EXERCISE BRIEF:
All the data must come back unchanged, except that pictures are left out.

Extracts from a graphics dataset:

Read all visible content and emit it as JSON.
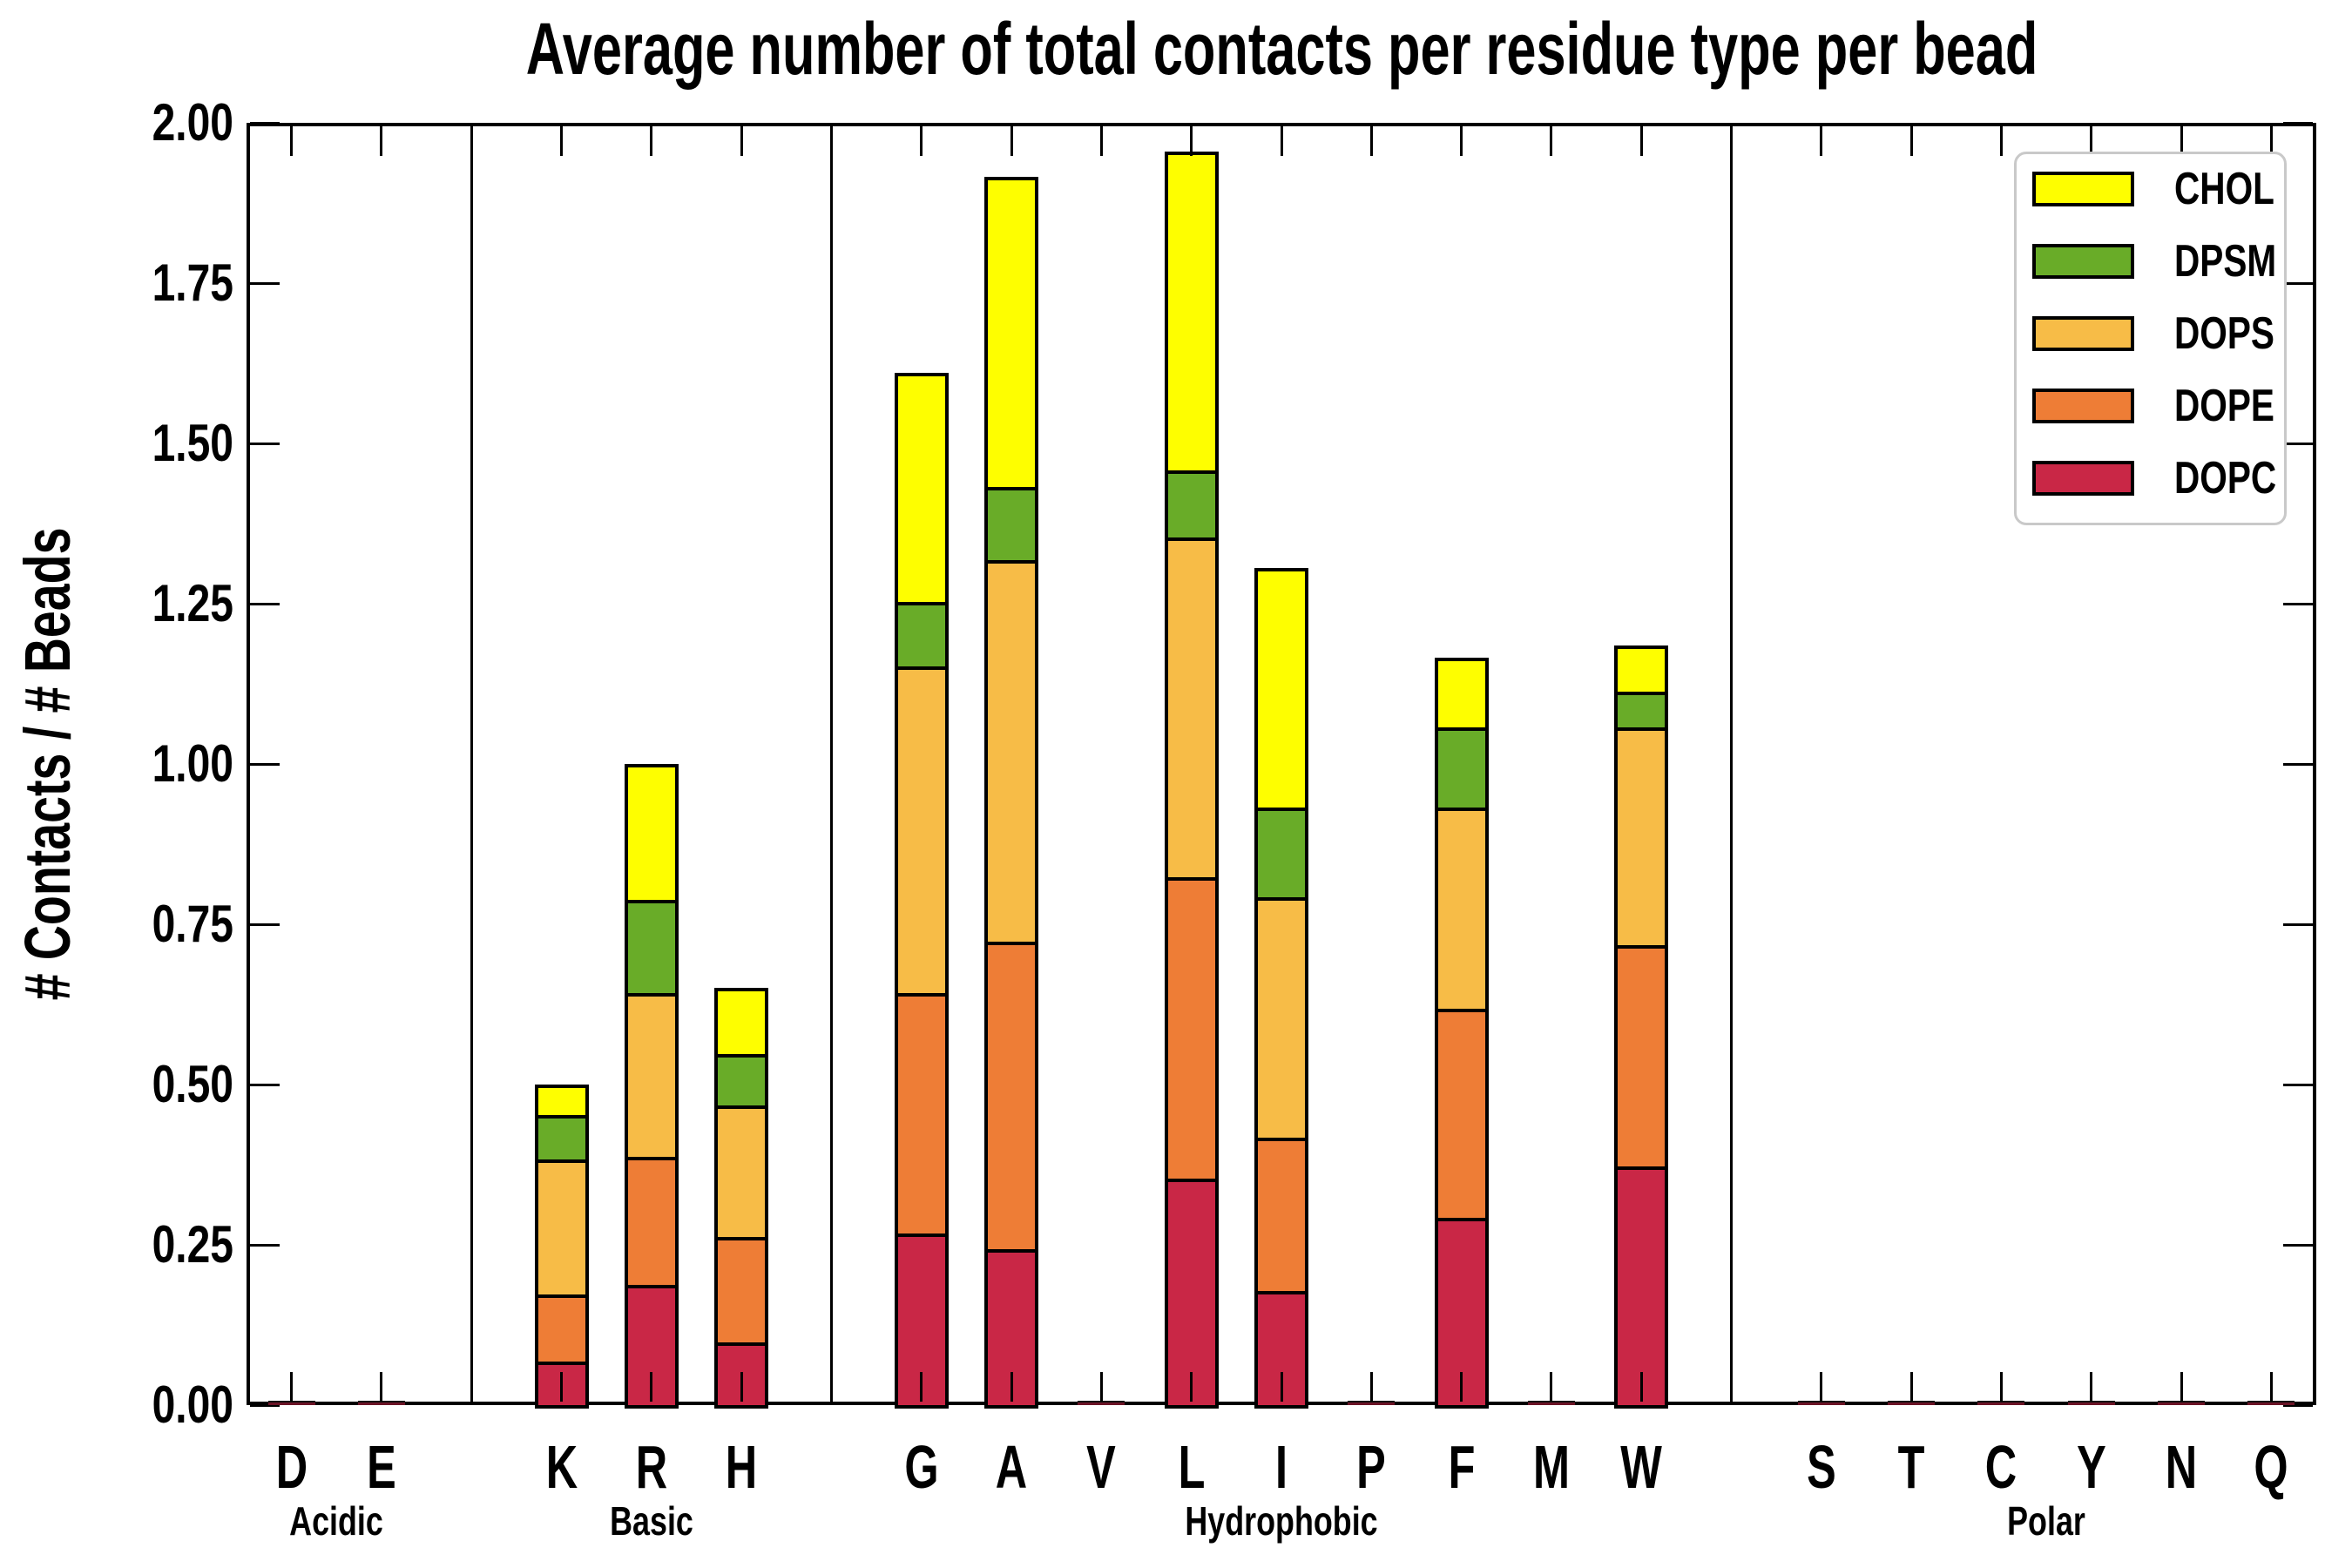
{
  "chart_data": {
    "type": "bar",
    "stacked": true,
    "title": "Average number of total contacts per residue type per bead",
    "ylabel": "# Contacts / # Beads",
    "xlabel": "",
    "ylim": [
      0.0,
      2.0
    ],
    "ytick_step": 0.25,
    "ytick_labels": [
      "0.00",
      "0.25",
      "0.50",
      "0.75",
      "1.00",
      "1.25",
      "1.50",
      "1.75",
      "2.00"
    ],
    "grid": false,
    "legend_position": "upper right",
    "stack_order_bottom_to_top": [
      "DOPC",
      "DOPE",
      "DOPS",
      "DPSM",
      "CHOL"
    ],
    "legend_entries": [
      {
        "label": "CHOL",
        "color": "#fefe00"
      },
      {
        "label": "DPSM",
        "color": "#69ac28"
      },
      {
        "label": "DOPS",
        "color": "#f7bc47"
      },
      {
        "label": "DOPE",
        "color": "#ee7d36"
      },
      {
        "label": "DOPC",
        "color": "#c92746"
      }
    ],
    "colors": {
      "DOPC": "#c92746",
      "DOPE": "#ee7d36",
      "DOPS": "#f7bc47",
      "DPSM": "#69ac28",
      "CHOL": "#fefe00"
    },
    "groups": [
      {
        "label": "Acidic",
        "residues": [
          {
            "letter": "D",
            "values": {
              "DOPC": 0.005,
              "DOPE": 0,
              "DOPS": 0,
              "DPSM": 0,
              "CHOL": 0
            }
          },
          {
            "letter": "E",
            "values": {
              "DOPC": 0.005,
              "DOPE": 0,
              "DOPS": 0,
              "DPSM": 0,
              "CHOL": 0
            }
          }
        ]
      },
      {
        "label": "Basic",
        "residues": [
          {
            "letter": "K",
            "values": {
              "DOPC": 0.065,
              "DOPE": 0.105,
              "DOPS": 0.21,
              "DPSM": 0.07,
              "CHOL": 0.045
            }
          },
          {
            "letter": "R",
            "values": {
              "DOPC": 0.185,
              "DOPE": 0.2,
              "DOPS": 0.255,
              "DPSM": 0.145,
              "CHOL": 0.21
            }
          },
          {
            "letter": "H",
            "values": {
              "DOPC": 0.095,
              "DOPE": 0.165,
              "DOPS": 0.205,
              "DPSM": 0.08,
              "CHOL": 0.1
            }
          }
        ]
      },
      {
        "label": "Hydrophobic",
        "residues": [
          {
            "letter": "G",
            "values": {
              "DOPC": 0.265,
              "DOPE": 0.375,
              "DOPS": 0.51,
              "DPSM": 0.1,
              "CHOL": 0.355
            }
          },
          {
            "letter": "A",
            "values": {
              "DOPC": 0.24,
              "DOPE": 0.48,
              "DOPS": 0.595,
              "DPSM": 0.115,
              "CHOL": 0.48
            }
          },
          {
            "letter": "V",
            "values": {
              "DOPC": 0.005,
              "DOPE": 0,
              "DOPS": 0,
              "DPSM": 0,
              "CHOL": 0
            }
          },
          {
            "letter": "L",
            "values": {
              "DOPC": 0.35,
              "DOPE": 0.47,
              "DOPS": 0.53,
              "DPSM": 0.105,
              "CHOL": 0.495
            }
          },
          {
            "letter": "I",
            "values": {
              "DOPC": 0.175,
              "DOPE": 0.24,
              "DOPS": 0.375,
              "DPSM": 0.14,
              "CHOL": 0.37
            }
          },
          {
            "letter": "P",
            "values": {
              "DOPC": 0.005,
              "DOPE": 0,
              "DOPS": 0,
              "DPSM": 0,
              "CHOL": 0
            }
          },
          {
            "letter": "F",
            "values": {
              "DOPC": 0.29,
              "DOPE": 0.325,
              "DOPS": 0.315,
              "DPSM": 0.125,
              "CHOL": 0.105
            }
          },
          {
            "letter": "M",
            "values": {
              "DOPC": 0.005,
              "DOPE": 0,
              "DOPS": 0,
              "DPSM": 0,
              "CHOL": 0
            }
          },
          {
            "letter": "W",
            "values": {
              "DOPC": 0.37,
              "DOPE": 0.345,
              "DOPS": 0.34,
              "DPSM": 0.055,
              "CHOL": 0.07
            }
          }
        ]
      },
      {
        "label": "Polar",
        "residues": [
          {
            "letter": "S",
            "values": {
              "DOPC": 0.005,
              "DOPE": 0,
              "DOPS": 0,
              "DPSM": 0,
              "CHOL": 0
            }
          },
          {
            "letter": "T",
            "values": {
              "DOPC": 0.005,
              "DOPE": 0,
              "DOPS": 0,
              "DPSM": 0,
              "CHOL": 0
            }
          },
          {
            "letter": "C",
            "values": {
              "DOPC": 0.005,
              "DOPE": 0,
              "DOPS": 0,
              "DPSM": 0,
              "CHOL": 0
            }
          },
          {
            "letter": "Y",
            "values": {
              "DOPC": 0.005,
              "DOPE": 0,
              "DOPS": 0,
              "DPSM": 0,
              "CHOL": 0
            }
          },
          {
            "letter": "N",
            "values": {
              "DOPC": 0.005,
              "DOPE": 0,
              "DOPS": 0,
              "DPSM": 0,
              "CHOL": 0
            }
          },
          {
            "letter": "Q",
            "values": {
              "DOPC": 0.005,
              "DOPE": 0,
              "DOPS": 0,
              "DPSM": 0,
              "CHOL": 0
            }
          }
        ]
      }
    ]
  }
}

RIGHT ANSWER:
Read all visible content and emit it as JSON.
{
  "chart_data": {
    "type": "bar",
    "stacked": true,
    "title": "Average number of total contacts per residue type per bead",
    "ylabel": "# Contacts / # Beads",
    "xlabel": "",
    "ylim": [
      0.0,
      2.0
    ],
    "ytick_step": 0.25,
    "ytick_labels": [
      "0.00",
      "0.25",
      "0.50",
      "0.75",
      "1.00",
      "1.25",
      "1.50",
      "1.75",
      "2.00"
    ],
    "grid": false,
    "legend_position": "upper right",
    "stack_order_bottom_to_top": [
      "DOPC",
      "DOPE",
      "DOPS",
      "DPSM",
      "CHOL"
    ],
    "legend_entries": [
      {
        "label": "CHOL",
        "color": "#fefe00"
      },
      {
        "label": "DPSM",
        "color": "#69ac28"
      },
      {
        "label": "DOPS",
        "color": "#f7bc47"
      },
      {
        "label": "DOPE",
        "color": "#ee7d36"
      },
      {
        "label": "DOPC",
        "color": "#c92746"
      }
    ],
    "colors": {
      "DOPC": "#c92746",
      "DOPE": "#ee7d36",
      "DOPS": "#f7bc47",
      "DPSM": "#69ac28",
      "CHOL": "#fefe00"
    },
    "groups": [
      {
        "label": "Acidic",
        "residues": [
          {
            "letter": "D",
            "values": {
              "DOPC": 0.005,
              "DOPE": 0,
              "DOPS": 0,
              "DPSM": 0,
              "CHOL": 0
            }
          },
          {
            "letter": "E",
            "values": {
              "DOPC": 0.005,
              "DOPE": 0,
              "DOPS": 0,
              "DPSM": 0,
              "CHOL": 0
            }
          }
        ]
      },
      {
        "label": "Basic",
        "residues": [
          {
            "letter": "K",
            "values": {
              "DOPC": 0.065,
              "DOPE": 0.105,
              "DOPS": 0.21,
              "DPSM": 0.07,
              "CHOL": 0.045
            }
          },
          {
            "letter": "R",
            "values": {
              "DOPC": 0.185,
              "DOPE": 0.2,
              "DOPS": 0.255,
              "DPSM": 0.145,
              "CHOL": 0.21
            }
          },
          {
            "letter": "H",
            "values": {
              "DOPC": 0.095,
              "DOPE": 0.165,
              "DOPS": 0.205,
              "DPSM": 0.08,
              "CHOL": 0.1
            }
          }
        ]
      },
      {
        "label": "Hydrophobic",
        "residues": [
          {
            "letter": "G",
            "values": {
              "DOPC": 0.265,
              "DOPE": 0.375,
              "DOPS": 0.51,
              "DPSM": 0.1,
              "CHOL": 0.355
            }
          },
          {
            "letter": "A",
            "values": {
              "DOPC": 0.24,
              "DOPE": 0.48,
              "DOPS": 0.595,
              "DPSM": 0.115,
              "CHOL": 0.48
            }
          },
          {
            "letter": "V",
            "values": {
              "DOPC": 0.005,
              "DOPE": 0,
              "DOPS": 0,
              "DPSM": 0,
              "CHOL": 0
            }
          },
          {
            "letter": "L",
            "values": {
              "DOPC": 0.35,
              "DOPE": 0.47,
              "DOPS": 0.53,
              "DPSM": 0.105,
              "CHOL": 0.495
            }
          },
          {
            "letter": "I",
            "values": {
              "DOPC": 0.175,
              "DOPE": 0.24,
              "DOPS": 0.375,
              "DPSM": 0.14,
              "CHOL": 0.37
            }
          },
          {
            "letter": "P",
            "values": {
              "DOPC": 0.005,
              "DOPE": 0,
              "DOPS": 0,
              "DPSM": 0,
              "CHOL": 0
            }
          },
          {
            "letter": "F",
            "values": {
              "DOPC": 0.29,
              "DOPE": 0.325,
              "DOPS": 0.315,
              "DPSM": 0.125,
              "CHOL": 0.105
            }
          },
          {
            "letter": "M",
            "values": {
              "DOPC": 0.005,
              "DOPE": 0,
              "DOPS": 0,
              "DPSM": 0,
              "CHOL": 0
            }
          },
          {
            "letter": "W",
            "values": {
              "DOPC": 0.37,
              "DOPE": 0.345,
              "DOPS": 0.34,
              "DPSM": 0.055,
              "CHOL": 0.07
            }
          }
        ]
      },
      {
        "label": "Polar",
        "residues": [
          {
            "letter": "S",
            "values": {
              "DOPC": 0.005,
              "DOPE": 0,
              "DOPS": 0,
              "DPSM": 0,
              "CHOL": 0
            }
          },
          {
            "letter": "T",
            "values": {
              "DOPC": 0.005,
              "DOPE": 0,
              "DOPS": 0,
              "DPSM": 0,
              "CHOL": 0
            }
          },
          {
            "letter": "C",
            "values": {
              "DOPC": 0.005,
              "DOPE": 0,
              "DOPS": 0,
              "DPSM": 0,
              "CHOL": 0
            }
          },
          {
            "letter": "Y",
            "values": {
              "DOPC": 0.005,
              "DOPE": 0,
              "DOPS": 0,
              "DPSM": 0,
              "CHOL": 0
            }
          },
          {
            "letter": "N",
            "values": {
              "DOPC": 0.005,
              "DOPE": 0,
              "DOPS": 0,
              "DPSM": 0,
              "CHOL": 0
            }
          },
          {
            "letter": "Q",
            "values": {
              "DOPC": 0.005,
              "DOPE": 0,
              "DOPS": 0,
              "DPSM": 0,
              "CHOL": 0
            }
          }
        ]
      }
    ]
  }
}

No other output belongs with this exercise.